**Written request**
Extract every line that contains the string "process".

**Provided records**
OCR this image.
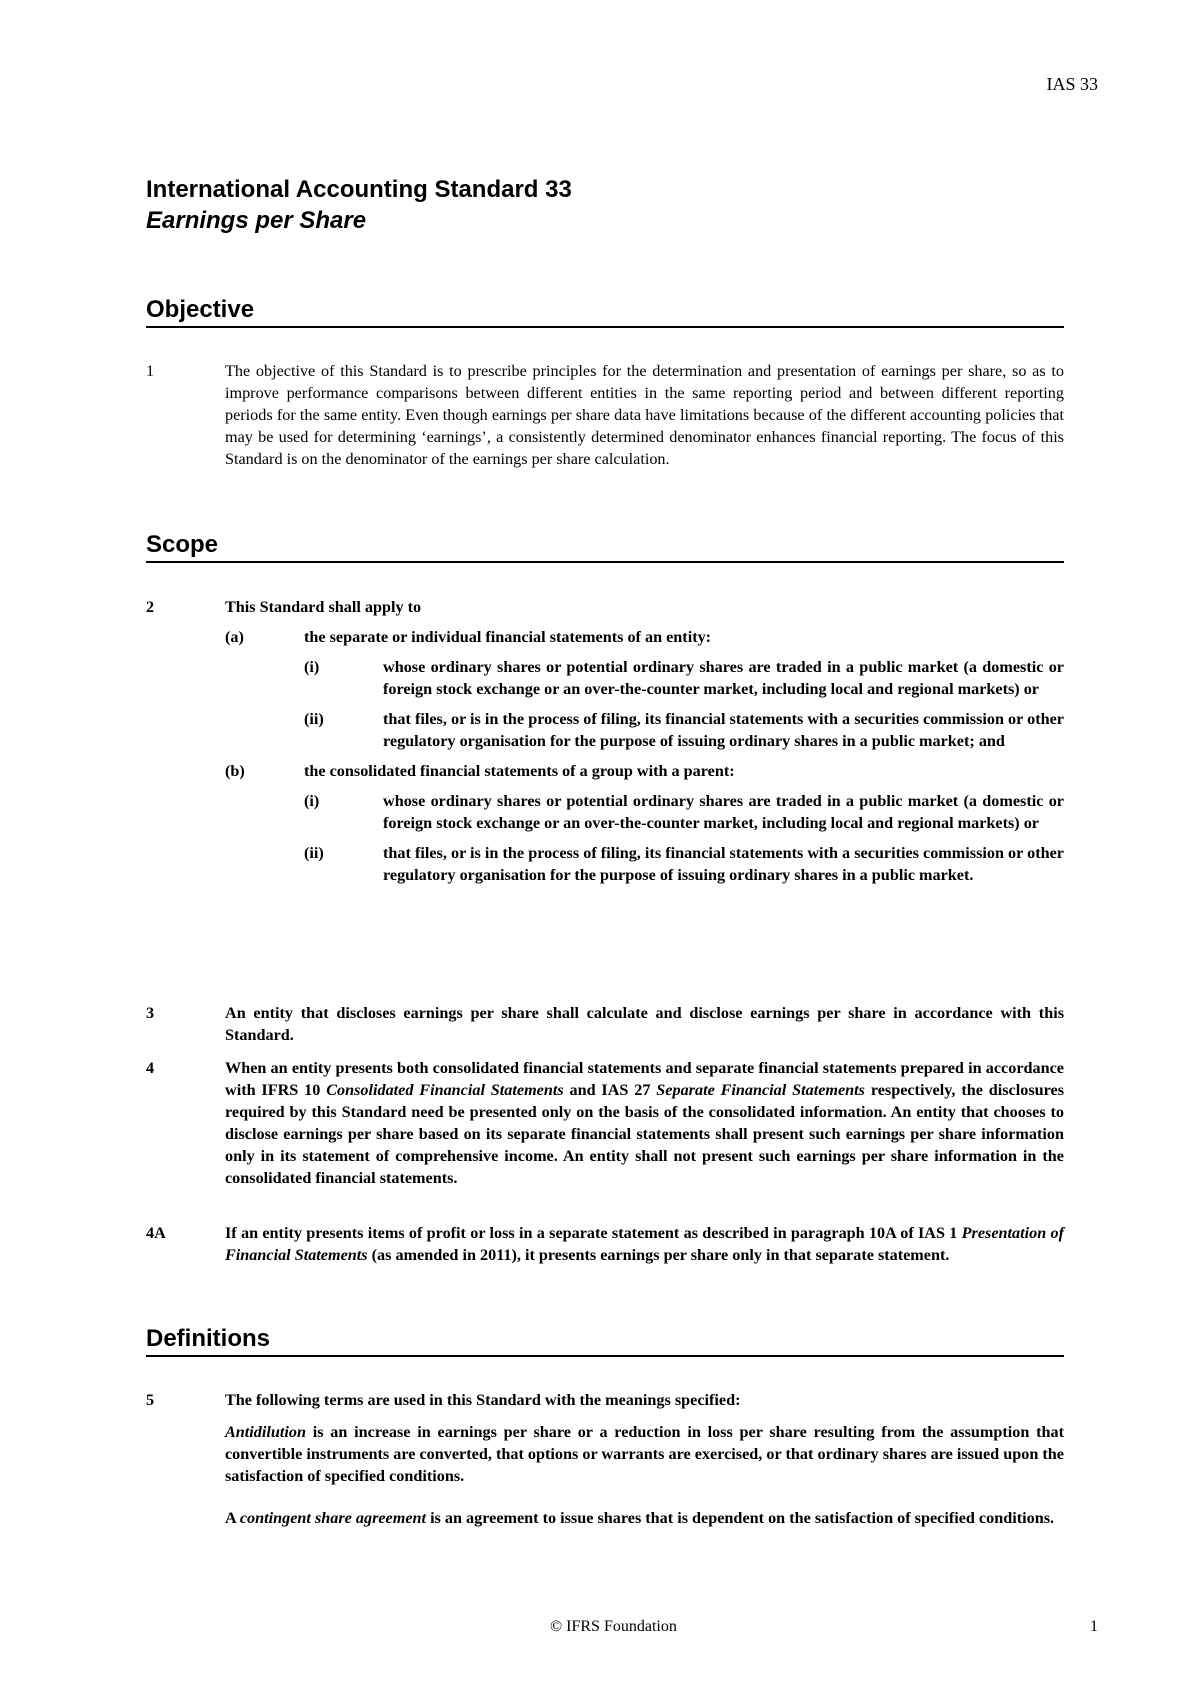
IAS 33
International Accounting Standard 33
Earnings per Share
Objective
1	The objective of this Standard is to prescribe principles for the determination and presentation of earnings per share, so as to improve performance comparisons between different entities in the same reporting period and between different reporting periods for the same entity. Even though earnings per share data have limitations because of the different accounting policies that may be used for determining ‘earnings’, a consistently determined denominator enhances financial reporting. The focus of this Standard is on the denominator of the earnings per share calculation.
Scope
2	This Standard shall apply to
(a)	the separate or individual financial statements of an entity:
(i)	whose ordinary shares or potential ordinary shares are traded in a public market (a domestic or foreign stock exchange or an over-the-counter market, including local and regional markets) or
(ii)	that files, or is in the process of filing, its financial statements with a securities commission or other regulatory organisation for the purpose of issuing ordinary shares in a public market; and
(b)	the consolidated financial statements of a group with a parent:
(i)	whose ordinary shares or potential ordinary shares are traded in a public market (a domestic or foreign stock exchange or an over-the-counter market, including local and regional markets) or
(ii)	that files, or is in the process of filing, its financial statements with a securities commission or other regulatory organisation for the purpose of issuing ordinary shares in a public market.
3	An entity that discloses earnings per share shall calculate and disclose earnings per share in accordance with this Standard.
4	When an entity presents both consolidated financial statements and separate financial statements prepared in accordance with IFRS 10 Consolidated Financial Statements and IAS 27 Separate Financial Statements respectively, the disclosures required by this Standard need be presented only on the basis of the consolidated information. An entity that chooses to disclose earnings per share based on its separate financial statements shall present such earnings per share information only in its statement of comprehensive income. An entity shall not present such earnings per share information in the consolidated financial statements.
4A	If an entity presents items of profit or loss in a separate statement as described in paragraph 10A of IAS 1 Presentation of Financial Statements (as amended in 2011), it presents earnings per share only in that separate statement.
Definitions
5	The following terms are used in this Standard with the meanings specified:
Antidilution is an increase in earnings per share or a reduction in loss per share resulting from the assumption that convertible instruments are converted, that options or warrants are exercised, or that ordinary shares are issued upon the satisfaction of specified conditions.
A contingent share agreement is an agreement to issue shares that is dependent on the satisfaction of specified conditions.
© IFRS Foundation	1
...
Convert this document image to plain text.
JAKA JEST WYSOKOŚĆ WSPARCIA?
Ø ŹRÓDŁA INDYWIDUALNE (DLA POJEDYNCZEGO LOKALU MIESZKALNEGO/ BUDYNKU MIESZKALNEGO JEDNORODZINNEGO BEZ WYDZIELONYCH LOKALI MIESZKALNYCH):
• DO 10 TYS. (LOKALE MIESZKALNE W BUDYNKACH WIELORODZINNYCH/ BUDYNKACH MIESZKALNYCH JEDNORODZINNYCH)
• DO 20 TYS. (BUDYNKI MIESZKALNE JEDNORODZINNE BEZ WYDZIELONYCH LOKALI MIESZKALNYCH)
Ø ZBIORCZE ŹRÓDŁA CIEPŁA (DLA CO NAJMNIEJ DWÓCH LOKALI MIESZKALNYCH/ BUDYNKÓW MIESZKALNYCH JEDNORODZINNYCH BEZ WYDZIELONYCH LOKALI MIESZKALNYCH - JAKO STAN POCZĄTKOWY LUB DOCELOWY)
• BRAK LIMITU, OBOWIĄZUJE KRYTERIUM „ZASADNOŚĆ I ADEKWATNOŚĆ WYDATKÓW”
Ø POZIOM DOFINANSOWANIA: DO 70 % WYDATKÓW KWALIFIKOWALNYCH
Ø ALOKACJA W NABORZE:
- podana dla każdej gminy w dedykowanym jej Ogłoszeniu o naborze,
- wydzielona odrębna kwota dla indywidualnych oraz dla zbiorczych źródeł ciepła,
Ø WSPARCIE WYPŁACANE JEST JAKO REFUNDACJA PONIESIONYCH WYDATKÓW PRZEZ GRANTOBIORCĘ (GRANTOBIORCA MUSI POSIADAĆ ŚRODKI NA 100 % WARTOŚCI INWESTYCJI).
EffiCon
--
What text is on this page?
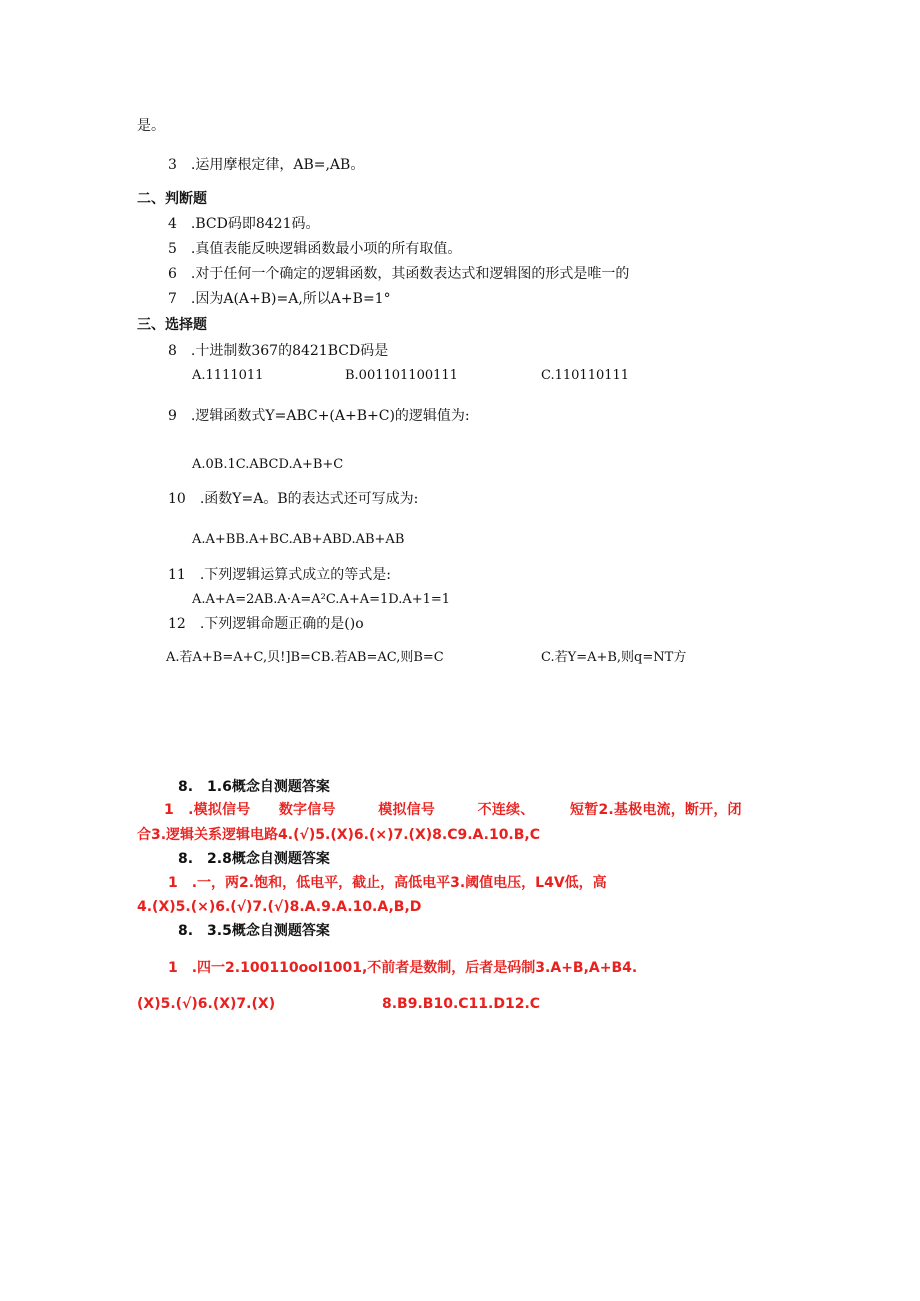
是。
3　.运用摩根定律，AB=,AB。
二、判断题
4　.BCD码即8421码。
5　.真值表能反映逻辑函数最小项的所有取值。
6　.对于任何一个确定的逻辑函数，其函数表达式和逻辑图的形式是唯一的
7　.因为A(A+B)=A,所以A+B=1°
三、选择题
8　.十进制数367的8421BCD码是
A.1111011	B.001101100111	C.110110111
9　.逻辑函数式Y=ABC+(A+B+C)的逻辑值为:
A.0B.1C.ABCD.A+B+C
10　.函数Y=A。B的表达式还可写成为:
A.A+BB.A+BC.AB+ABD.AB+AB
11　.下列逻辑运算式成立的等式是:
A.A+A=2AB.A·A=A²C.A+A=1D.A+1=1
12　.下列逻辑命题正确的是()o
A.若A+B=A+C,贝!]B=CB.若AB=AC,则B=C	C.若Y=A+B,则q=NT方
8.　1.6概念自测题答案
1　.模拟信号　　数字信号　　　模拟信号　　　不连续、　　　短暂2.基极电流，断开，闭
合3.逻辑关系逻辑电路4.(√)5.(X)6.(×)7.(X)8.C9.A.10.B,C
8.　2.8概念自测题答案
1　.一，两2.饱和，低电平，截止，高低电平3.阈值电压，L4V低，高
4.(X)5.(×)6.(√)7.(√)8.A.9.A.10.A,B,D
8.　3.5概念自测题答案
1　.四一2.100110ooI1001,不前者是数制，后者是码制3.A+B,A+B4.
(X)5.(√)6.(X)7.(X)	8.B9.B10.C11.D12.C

**Completed exercise**
(ii)	that files, or is in the process of filing, its financial statements with a securities commission or other regulatory organisation for the purpose of issuing ordinary shares in a public market; and
(ii)	that files, or is in the process of filing, its financial statements with a securities commission or other regulatory organisation for the purpose of issuing ordinary shares in a public market.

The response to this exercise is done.